WHAT YOU SHOULD DO
Each line containing the word "title" must be reported.

— start RECORDS PROVIDED —

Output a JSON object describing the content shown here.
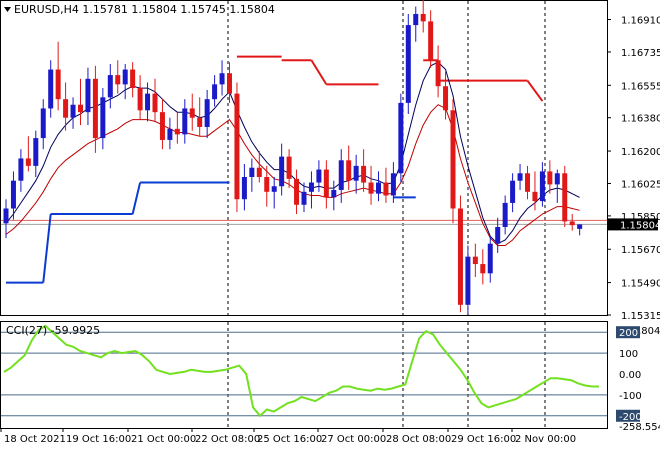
{
  "chart_data": [
    {
      "type": "candlestick",
      "title": "EURUSD,H4  1.15781  1.15804  1.15745  1.15804",
      "symbol": "EURUSD",
      "timeframe": "H4",
      "ohlc_readout": [
        "1.15781",
        "1.15804",
        "1.15745",
        "1.15804"
      ],
      "ylim": [
        1.15315,
        1.1701
      ],
      "y_ticks": [
        "1.16910",
        "1.16735",
        "1.16555",
        "1.16380",
        "1.16200",
        "1.16025",
        "1.15850",
        "1.15670",
        "1.15490",
        "1.15315"
      ],
      "y_tick_values": [
        1.1691,
        1.16735,
        1.16555,
        1.1638,
        1.162,
        1.16025,
        1.1585,
        1.1567,
        1.1549,
        1.15315
      ],
      "current_price_label": "1.15804",
      "current_price": 1.15804,
      "x_tick_labels": [
        "18 Oct 2021",
        "19 Oct 16:00",
        "21 Oct 00:00",
        "22 Oct 08:00",
        "25 Oct 16:00",
        "27 Oct 00:00",
        "28 Oct 08:00",
        "29 Oct 16:00",
        "2 Nov 00:00"
      ],
      "up_color": "#1a1ac8",
      "down_color": "#e01818",
      "indicator_colors": {
        "ma_fast": "#00005a",
        "ma_slow": "#c00000",
        "blue_levels": "#0a3cd2",
        "red_levels": "#e01818"
      },
      "candles": [
        {
          "o": 1.1581,
          "h": 1.1594,
          "l": 1.1573,
          "c": 1.1589
        },
        {
          "o": 1.1589,
          "h": 1.1609,
          "l": 1.1583,
          "c": 1.1604
        },
        {
          "o": 1.1604,
          "h": 1.1621,
          "l": 1.1598,
          "c": 1.1616
        },
        {
          "o": 1.1616,
          "h": 1.1628,
          "l": 1.1609,
          "c": 1.1612
        },
        {
          "o": 1.1612,
          "h": 1.1631,
          "l": 1.1606,
          "c": 1.1627
        },
        {
          "o": 1.1627,
          "h": 1.1648,
          "l": 1.1621,
          "c": 1.1643
        },
        {
          "o": 1.1643,
          "h": 1.1669,
          "l": 1.1638,
          "c": 1.1664
        },
        {
          "o": 1.1664,
          "h": 1.1679,
          "l": 1.1642,
          "c": 1.1648
        },
        {
          "o": 1.1648,
          "h": 1.1657,
          "l": 1.1631,
          "c": 1.1638
        },
        {
          "o": 1.1638,
          "h": 1.1649,
          "l": 1.1632,
          "c": 1.1645
        },
        {
          "o": 1.1645,
          "h": 1.1659,
          "l": 1.1634,
          "c": 1.1641
        },
        {
          "o": 1.1641,
          "h": 1.1665,
          "l": 1.1634,
          "c": 1.1659
        },
        {
          "o": 1.1659,
          "h": 1.1666,
          "l": 1.1619,
          "c": 1.1627
        },
        {
          "o": 1.1627,
          "h": 1.1654,
          "l": 1.1621,
          "c": 1.1649
        },
        {
          "o": 1.1649,
          "h": 1.1667,
          "l": 1.1643,
          "c": 1.1661
        },
        {
          "o": 1.1661,
          "h": 1.1669,
          "l": 1.1651,
          "c": 1.1656
        },
        {
          "o": 1.1656,
          "h": 1.1667,
          "l": 1.1648,
          "c": 1.1664
        },
        {
          "o": 1.1664,
          "h": 1.1668,
          "l": 1.1649,
          "c": 1.1654
        },
        {
          "o": 1.1654,
          "h": 1.1661,
          "l": 1.1637,
          "c": 1.1642
        },
        {
          "o": 1.1642,
          "h": 1.1657,
          "l": 1.1636,
          "c": 1.1651
        },
        {
          "o": 1.1651,
          "h": 1.1659,
          "l": 1.1636,
          "c": 1.1641
        },
        {
          "o": 1.1641,
          "h": 1.1648,
          "l": 1.1621,
          "c": 1.1626
        },
        {
          "o": 1.1626,
          "h": 1.1638,
          "l": 1.1621,
          "c": 1.1632
        },
        {
          "o": 1.1632,
          "h": 1.1641,
          "l": 1.1624,
          "c": 1.1629
        },
        {
          "o": 1.1629,
          "h": 1.1648,
          "l": 1.1624,
          "c": 1.1643
        },
        {
          "o": 1.1643,
          "h": 1.1651,
          "l": 1.1631,
          "c": 1.1638
        },
        {
          "o": 1.1638,
          "h": 1.1649,
          "l": 1.1628,
          "c": 1.1633
        },
        {
          "o": 1.1633,
          "h": 1.1653,
          "l": 1.1627,
          "c": 1.1648
        },
        {
          "o": 1.1648,
          "h": 1.1661,
          "l": 1.1644,
          "c": 1.1656
        },
        {
          "o": 1.1656,
          "h": 1.1669,
          "l": 1.165,
          "c": 1.1662
        },
        {
          "o": 1.1662,
          "h": 1.1668,
          "l": 1.1646,
          "c": 1.1651
        },
        {
          "o": 1.1651,
          "h": 1.1657,
          "l": 1.1587,
          "c": 1.1594
        },
        {
          "o": 1.1594,
          "h": 1.1613,
          "l": 1.1588,
          "c": 1.1606
        },
        {
          "o": 1.1606,
          "h": 1.1616,
          "l": 1.1598,
          "c": 1.1611
        },
        {
          "o": 1.1611,
          "h": 1.162,
          "l": 1.1603,
          "c": 1.1606
        },
        {
          "o": 1.1606,
          "h": 1.1612,
          "l": 1.159,
          "c": 1.1598
        },
        {
          "o": 1.1598,
          "h": 1.1606,
          "l": 1.1589,
          "c": 1.1601
        },
        {
          "o": 1.1601,
          "h": 1.1624,
          "l": 1.1596,
          "c": 1.1617
        },
        {
          "o": 1.1617,
          "h": 1.1621,
          "l": 1.16,
          "c": 1.1605
        },
        {
          "o": 1.1605,
          "h": 1.161,
          "l": 1.1586,
          "c": 1.1591
        },
        {
          "o": 1.1591,
          "h": 1.1603,
          "l": 1.1587,
          "c": 1.1598
        },
        {
          "o": 1.1598,
          "h": 1.1609,
          "l": 1.1589,
          "c": 1.1603
        },
        {
          "o": 1.1603,
          "h": 1.1615,
          "l": 1.1598,
          "c": 1.161
        },
        {
          "o": 1.161,
          "h": 1.1615,
          "l": 1.1589,
          "c": 1.1595
        },
        {
          "o": 1.1595,
          "h": 1.1604,
          "l": 1.1588,
          "c": 1.1599
        },
        {
          "o": 1.1599,
          "h": 1.1621,
          "l": 1.1592,
          "c": 1.1615
        },
        {
          "o": 1.1615,
          "h": 1.1623,
          "l": 1.1599,
          "c": 1.1604
        },
        {
          "o": 1.1604,
          "h": 1.1618,
          "l": 1.1597,
          "c": 1.1612
        },
        {
          "o": 1.1612,
          "h": 1.1621,
          "l": 1.1598,
          "c": 1.1603
        },
        {
          "o": 1.1603,
          "h": 1.1612,
          "l": 1.1591,
          "c": 1.1597
        },
        {
          "o": 1.1597,
          "h": 1.1609,
          "l": 1.1593,
          "c": 1.1603
        },
        {
          "o": 1.1603,
          "h": 1.1611,
          "l": 1.1592,
          "c": 1.1596
        },
        {
          "o": 1.1596,
          "h": 1.1614,
          "l": 1.1592,
          "c": 1.1608
        },
        {
          "o": 1.1608,
          "h": 1.1651,
          "l": 1.1603,
          "c": 1.1646
        },
        {
          "o": 1.1646,
          "h": 1.1694,
          "l": 1.164,
          "c": 1.1688
        },
        {
          "o": 1.1688,
          "h": 1.1698,
          "l": 1.1679,
          "c": 1.1694
        },
        {
          "o": 1.1694,
          "h": 1.1703,
          "l": 1.1684,
          "c": 1.169
        },
        {
          "o": 1.169,
          "h": 1.1696,
          "l": 1.1665,
          "c": 1.1669
        },
        {
          "o": 1.1669,
          "h": 1.1677,
          "l": 1.1649,
          "c": 1.1655
        },
        {
          "o": 1.1655,
          "h": 1.1663,
          "l": 1.1637,
          "c": 1.1642
        },
        {
          "o": 1.1642,
          "h": 1.1648,
          "l": 1.1581,
          "c": 1.1589
        },
        {
          "o": 1.1589,
          "h": 1.1596,
          "l": 1.1533,
          "c": 1.1537
        },
        {
          "o": 1.1537,
          "h": 1.1569,
          "l": 1.1532,
          "c": 1.1563
        },
        {
          "o": 1.1563,
          "h": 1.157,
          "l": 1.1552,
          "c": 1.1559
        },
        {
          "o": 1.1559,
          "h": 1.1567,
          "l": 1.1548,
          "c": 1.1554
        },
        {
          "o": 1.1554,
          "h": 1.1574,
          "l": 1.1549,
          "c": 1.157
        },
        {
          "o": 1.157,
          "h": 1.1584,
          "l": 1.1565,
          "c": 1.1579
        },
        {
          "o": 1.1579,
          "h": 1.1596,
          "l": 1.1575,
          "c": 1.1592
        },
        {
          "o": 1.1592,
          "h": 1.1608,
          "l": 1.1587,
          "c": 1.1604
        },
        {
          "o": 1.1604,
          "h": 1.1613,
          "l": 1.1599,
          "c": 1.1608
        },
        {
          "o": 1.1608,
          "h": 1.1612,
          "l": 1.1594,
          "c": 1.1598
        },
        {
          "o": 1.1598,
          "h": 1.1609,
          "l": 1.1588,
          "c": 1.1593
        },
        {
          "o": 1.1593,
          "h": 1.1614,
          "l": 1.159,
          "c": 1.1609
        },
        {
          "o": 1.1609,
          "h": 1.1615,
          "l": 1.1597,
          "c": 1.1602
        },
        {
          "o": 1.1602,
          "h": 1.161,
          "l": 1.1592,
          "c": 1.1608
        },
        {
          "o": 1.1608,
          "h": 1.1612,
          "l": 1.1579,
          "c": 1.1582
        },
        {
          "o": 1.1582,
          "h": 1.1586,
          "l": 1.1577,
          "c": 1.158
        },
        {
          "o": 1.1578,
          "h": 1.15804,
          "l": 1.15745,
          "c": 1.15804
        }
      ],
      "ma_fast": [
        1.1581,
        1.1586,
        1.1592,
        1.1598,
        1.1604,
        1.1612,
        1.1622,
        1.1629,
        1.1634,
        1.1638,
        1.164,
        1.1643,
        1.1644,
        1.1646,
        1.1648,
        1.165,
        1.1653,
        1.1655,
        1.1654,
        1.1654,
        1.1652,
        1.1648,
        1.1644,
        1.1641,
        1.1641,
        1.164,
        1.1638,
        1.1639,
        1.1643,
        1.1648,
        1.1652,
        1.1642,
        1.1633,
        1.1625,
        1.1619,
        1.1614,
        1.161,
        1.161,
        1.1608,
        1.1604,
        1.1601,
        1.16,
        1.1601,
        1.16,
        1.16,
        1.1603,
        1.1604,
        1.1606,
        1.1607,
        1.1605,
        1.1604,
        1.1602,
        1.1603,
        1.1613,
        1.1629,
        1.1645,
        1.1658,
        1.1666,
        1.1668,
        1.1664,
        1.165,
        1.1628,
        1.1612,
        1.1598,
        1.1584,
        1.1574,
        1.157,
        1.1572,
        1.1577,
        1.1584,
        1.1589,
        1.1592,
        1.1596,
        1.1599,
        1.16,
        1.1599,
        1.1597,
        1.1595
      ],
      "ma_slow": [
        1.1575,
        1.1578,
        1.1582,
        1.1587,
        1.1592,
        1.1598,
        1.1605,
        1.1611,
        1.1615,
        1.1618,
        1.1621,
        1.1624,
        1.1626,
        1.1628,
        1.163,
        1.1632,
        1.1635,
        1.1637,
        1.1637,
        1.1637,
        1.1636,
        1.1634,
        1.1632,
        1.163,
        1.163,
        1.1629,
        1.1628,
        1.1628,
        1.1631,
        1.1634,
        1.1637,
        1.1631,
        1.1624,
        1.1618,
        1.1613,
        1.1609,
        1.1605,
        1.1604,
        1.1602,
        1.1599,
        1.1597,
        1.1596,
        1.1596,
        1.1595,
        1.1595,
        1.1597,
        1.1598,
        1.1599,
        1.16,
        1.1599,
        1.1598,
        1.1597,
        1.1597,
        1.1603,
        1.1612,
        1.1624,
        1.1634,
        1.1641,
        1.1645,
        1.1643,
        1.1632,
        1.1616,
        1.1603,
        1.1592,
        1.1581,
        1.1573,
        1.1569,
        1.1569,
        1.1572,
        1.1577,
        1.158,
        1.1583,
        1.1586,
        1.1588,
        1.159,
        1.159,
        1.1589,
        1.1588
      ],
      "blue_level_segments": [
        {
          "from": 0,
          "to": 5,
          "y": 1.1549
        },
        {
          "from": 5,
          "to": 6,
          "y1": 1.1549,
          "y2": 1.1586
        },
        {
          "from": 6,
          "to": 17,
          "y": 1.1586
        },
        {
          "from": 17,
          "to": 18,
          "y1": 1.1586,
          "y2": 1.1603
        },
        {
          "from": 18,
          "to": 30,
          "y": 1.1603
        },
        {
          "from": 52,
          "to": 55,
          "y": 1.1595
        }
      ],
      "red_level_segments": [
        {
          "from": 31,
          "to": 37,
          "y": 1.1671
        },
        {
          "from": 37,
          "to": 41,
          "y": 1.1669
        },
        {
          "from": 41,
          "to": 43,
          "y1": 1.1669,
          "y2": 1.1656
        },
        {
          "from": 43,
          "to": 50,
          "y": 1.1656
        },
        {
          "from": 56,
          "to": 58,
          "y": 1.1669
        },
        {
          "from": 58,
          "to": 70,
          "y": 1.1658
        },
        {
          "from": 70,
          "to": 72,
          "y1": 1.1658,
          "y2": 1.1647
        }
      ]
    },
    {
      "type": "line",
      "title": "CCI(27) -59.9925",
      "indicator": "CCI(27)",
      "current_value_label": "-59.9925",
      "ylim": [
        -258.554,
        248.8044
      ],
      "y_ticks": [
        "248.8044",
        "200",
        "100",
        "0.00",
        "-100",
        "-200",
        "-258.554"
      ],
      "boxed_ticks": [
        "200",
        "-200"
      ],
      "levels": [
        200,
        100,
        -100,
        -200
      ],
      "line_color": "#73e020",
      "series": [
        {
          "values": [
            10,
            30,
            60,
            90,
            160,
            210,
            230,
            200,
            170,
            140,
            130,
            110,
            100,
            90,
            80,
            100,
            110,
            100,
            105,
            110,
            90,
            60,
            20,
            10,
            0,
            5,
            10,
            20,
            15,
            10,
            10,
            15,
            20,
            30,
            40,
            0,
            -160,
            -200,
            -170,
            -180,
            -160,
            -140,
            -130,
            -110,
            -120,
            -130,
            -110,
            -90,
            -80,
            -60,
            -60,
            -70,
            -75,
            -80,
            -70,
            -75,
            -70,
            -60,
            -50,
            60,
            170,
            205,
            190,
            140,
            100,
            60,
            20,
            -30,
            -90,
            -140,
            -160,
            -150,
            -140,
            -130,
            -120,
            -100,
            -80,
            -60,
            -40,
            -20,
            -20,
            -25,
            -30,
            -45,
            -55,
            -60,
            -60
          ]
        }
      ]
    }
  ]
}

— end RECORDS PROVIDED —

FINISHED TASK
      "title": "EURUSD,H4  1.15781  1.15804  1.15745  1.15804",
      "title": "CCI(27) -59.9925",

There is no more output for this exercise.